Required task -
Where a line holds the string "name", return that line.

Entries shown -
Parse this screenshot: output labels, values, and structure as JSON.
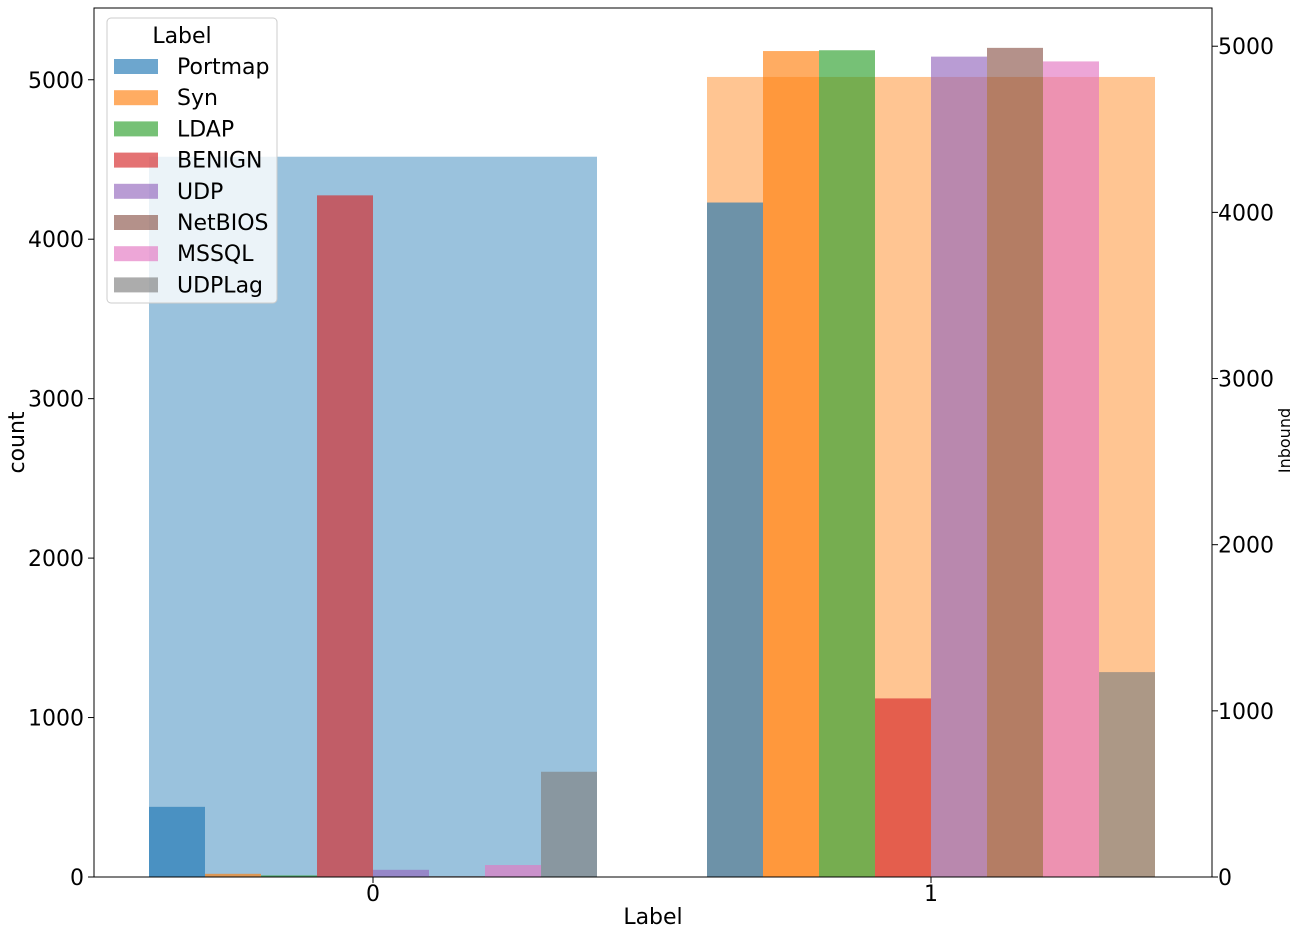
{
  "chart_data": {
    "type": "bar",
    "xlabel": "Label",
    "ylabel": "count",
    "ylabel_right": "Inbound",
    "categories": [
      "0",
      "1"
    ],
    "left_ylim": [
      0,
      5450
    ],
    "left_yticks": [
      "0",
      "1000",
      "2000",
      "3000",
      "4000",
      "5000"
    ],
    "right_ylim": [
      0,
      5230
    ],
    "right_yticks": [
      "0",
      "1000",
      "2000",
      "3000",
      "4000",
      "5000"
    ],
    "legend": {
      "title": "Label",
      "placement": "upper-left",
      "entries": [
        "Portmap",
        "Syn",
        "LDAP",
        "BENIGN",
        "UDP",
        "NetBIOS",
        "MSSQL",
        "UDPLag"
      ]
    },
    "series": [
      {
        "name": "Portmap",
        "color": "#1f77b4",
        "values": [
          440,
          4230
        ]
      },
      {
        "name": "Syn",
        "color": "#ff7f0e",
        "values": [
          20,
          5180
        ]
      },
      {
        "name": "LDAP",
        "color": "#2ca02c",
        "values": [
          10,
          5185
        ]
      },
      {
        "name": "BENIGN",
        "color": "#d62728",
        "values": [
          4275,
          1120
        ]
      },
      {
        "name": "UDP",
        "color": "#9467bd",
        "values": [
          45,
          5145
        ]
      },
      {
        "name": "NetBIOS",
        "color": "#8c564b",
        "values": [
          5,
          5200
        ]
      },
      {
        "name": "MSSQL",
        "color": "#e377c2",
        "values": [
          75,
          5115
        ]
      },
      {
        "name": "UDPLag",
        "color": "#7f7f7f",
        "values": [
          660,
          1285
        ]
      }
    ],
    "background_series": {
      "axis": "right",
      "values": [
        4335,
        4815
      ],
      "colors": [
        "#1f77b4",
        "#ff7f0e"
      ]
    }
  }
}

Reply -
        "name": "Portmap",
        "name": "Syn",
        "name": "LDAP",
        "name": "BENIGN",
        "name": "UDP",
        "name": "NetBIOS",
        "name": "MSSQL",
        "name": "UDPLag",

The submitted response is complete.